__Exercise directions__: Are you able to quote each entry exactly as written?

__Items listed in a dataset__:
══════════════════════════════

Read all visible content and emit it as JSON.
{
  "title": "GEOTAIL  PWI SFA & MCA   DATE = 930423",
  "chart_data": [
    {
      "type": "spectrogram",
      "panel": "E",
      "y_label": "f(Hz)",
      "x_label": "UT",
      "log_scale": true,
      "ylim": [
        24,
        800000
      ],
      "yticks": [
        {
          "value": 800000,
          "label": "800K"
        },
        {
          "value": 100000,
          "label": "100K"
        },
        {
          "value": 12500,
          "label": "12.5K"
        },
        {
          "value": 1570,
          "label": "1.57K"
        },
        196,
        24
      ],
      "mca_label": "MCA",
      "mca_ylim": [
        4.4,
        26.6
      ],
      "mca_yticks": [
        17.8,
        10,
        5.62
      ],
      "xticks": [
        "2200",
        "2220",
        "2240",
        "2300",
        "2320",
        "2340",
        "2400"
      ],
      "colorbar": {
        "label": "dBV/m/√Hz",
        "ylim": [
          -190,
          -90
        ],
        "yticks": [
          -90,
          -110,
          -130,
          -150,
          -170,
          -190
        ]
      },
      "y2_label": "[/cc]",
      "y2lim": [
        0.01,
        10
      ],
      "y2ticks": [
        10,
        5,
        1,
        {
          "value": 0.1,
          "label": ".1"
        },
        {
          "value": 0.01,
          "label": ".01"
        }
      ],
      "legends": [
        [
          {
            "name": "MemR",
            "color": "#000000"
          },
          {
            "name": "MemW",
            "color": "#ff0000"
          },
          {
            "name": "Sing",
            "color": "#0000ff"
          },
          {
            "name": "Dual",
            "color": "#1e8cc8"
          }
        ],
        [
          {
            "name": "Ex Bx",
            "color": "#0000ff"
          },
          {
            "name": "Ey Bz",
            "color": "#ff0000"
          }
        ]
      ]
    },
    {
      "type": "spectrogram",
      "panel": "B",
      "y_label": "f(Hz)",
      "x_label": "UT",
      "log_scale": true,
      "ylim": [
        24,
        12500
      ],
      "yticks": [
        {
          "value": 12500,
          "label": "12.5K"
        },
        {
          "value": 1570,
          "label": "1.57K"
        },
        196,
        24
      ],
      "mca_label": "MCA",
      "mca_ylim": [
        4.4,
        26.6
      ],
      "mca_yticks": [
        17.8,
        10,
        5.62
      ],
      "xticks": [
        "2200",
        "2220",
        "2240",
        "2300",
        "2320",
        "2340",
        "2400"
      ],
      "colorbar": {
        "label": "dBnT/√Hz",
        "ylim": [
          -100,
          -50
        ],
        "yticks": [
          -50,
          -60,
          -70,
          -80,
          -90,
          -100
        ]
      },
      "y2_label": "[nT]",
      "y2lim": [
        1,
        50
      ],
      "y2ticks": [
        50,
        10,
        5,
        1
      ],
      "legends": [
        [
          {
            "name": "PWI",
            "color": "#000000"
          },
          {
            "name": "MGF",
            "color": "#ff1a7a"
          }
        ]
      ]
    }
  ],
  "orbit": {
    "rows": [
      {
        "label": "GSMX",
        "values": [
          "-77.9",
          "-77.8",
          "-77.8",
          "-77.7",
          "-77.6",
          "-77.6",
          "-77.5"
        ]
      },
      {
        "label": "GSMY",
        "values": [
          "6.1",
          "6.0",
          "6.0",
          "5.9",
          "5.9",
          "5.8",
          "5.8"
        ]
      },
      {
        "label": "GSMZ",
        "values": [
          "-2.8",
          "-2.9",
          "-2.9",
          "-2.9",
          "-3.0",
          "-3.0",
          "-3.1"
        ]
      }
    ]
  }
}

══════════════════════════════

__Expected answer__:
Read all visible content and emit it as JSON.
{
  "title": "GEOTAIL  PWI SFA & MCA   DATE = 930423",
  "chart_data": [
    {
      "type": "spectrogram",
      "panel": "E",
      "y_label": "f(Hz)",
      "x_label": "UT",
      "log_scale": true,
      "ylim": [
        24,
        800000
      ],
      "yticks": [
        {
          "value": 800000,
          "label": "800K"
        },
        {
          "value": 100000,
          "label": "100K"
        },
        {
          "value": 12500,
          "label": "12.5K"
        },
        {
          "value": 1570,
          "label": "1.57K"
        },
        196,
        24
      ],
      "mca_label": "MCA",
      "mca_ylim": [
        4.4,
        26.6
      ],
      "mca_yticks": [
        17.8,
        10,
        5.62
      ],
      "xticks": [
        "2200",
        "2220",
        "2240",
        "2300",
        "2320",
        "2340",
        "2400"
      ],
      "colorbar": {
        "label": "dBV/m/√Hz",
        "ylim": [
          -190,
          -90
        ],
        "yticks": [
          -90,
          -110,
          -130,
          -150,
          -170,
          -190
        ]
      },
      "y2_label": "[/cc]",
      "y2lim": [
        0.01,
        10
      ],
      "y2ticks": [
        10,
        5,
        1,
        {
          "value": 0.1,
          "label": ".1"
        },
        {
          "value": 0.01,
          "label": ".01"
        }
      ],
      "legends": [
        [
          {
            "name": "MemR",
            "color": "#000000"
          },
          {
            "name": "MemW",
            "color": "#ff0000"
          },
          {
            "name": "Sing",
            "color": "#0000ff"
          },
          {
            "name": "Dual",
            "color": "#1e8cc8"
          }
        ],
        [
          {
            "name": "Ex Bx",
            "color": "#0000ff"
          },
          {
            "name": "Ey Bz",
            "color": "#ff0000"
          }
        ]
      ]
    },
    {
      "type": "spectrogram",
      "panel": "B",
      "y_label": "f(Hz)",
      "x_label": "UT",
      "log_scale": true,
      "ylim": [
        24,
        12500
      ],
      "yticks": [
        {
          "value": 12500,
          "label": "12.5K"
        },
        {
          "value": 1570,
          "label": "1.57K"
        },
        196,
        24
      ],
      "mca_label": "MCA",
      "mca_ylim": [
        4.4,
        26.6
      ],
      "mca_yticks": [
        17.8,
        10,
        5.62
      ],
      "xticks": [
        "2200",
        "2220",
        "2240",
        "2300",
        "2320",
        "2340",
        "2400"
      ],
      "colorbar": {
        "label": "dBnT/√Hz",
        "ylim": [
          -100,
          -50
        ],
        "yticks": [
          -50,
          -60,
          -70,
          -80,
          -90,
          -100
        ]
      },
      "y2_label": "[nT]",
      "y2lim": [
        1,
        50
      ],
      "y2ticks": [
        50,
        10,
        5,
        1
      ],
      "legends": [
        [
          {
            "name": "PWI",
            "color": "#000000"
          },
          {
            "name": "MGF",
            "color": "#ff1a7a"
          }
        ]
      ]
    }
  ],
  "orbit": {
    "rows": [
      {
        "label": "GSMX",
        "values": [
          "-77.9",
          "-77.8",
          "-77.8",
          "-77.7",
          "-77.6",
          "-77.6",
          "-77.5"
        ]
      },
      {
        "label": "GSMY",
        "values": [
          "6.1",
          "6.0",
          "6.0",
          "5.9",
          "5.9",
          "5.8",
          "5.8"
        ]
      },
      {
        "label": "GSMZ",
        "values": [
          "-2.8",
          "-2.9",
          "-2.9",
          "-2.9",
          "-3.0",
          "-3.0",
          "-3.1"
        ]
      }
    ]
  }
}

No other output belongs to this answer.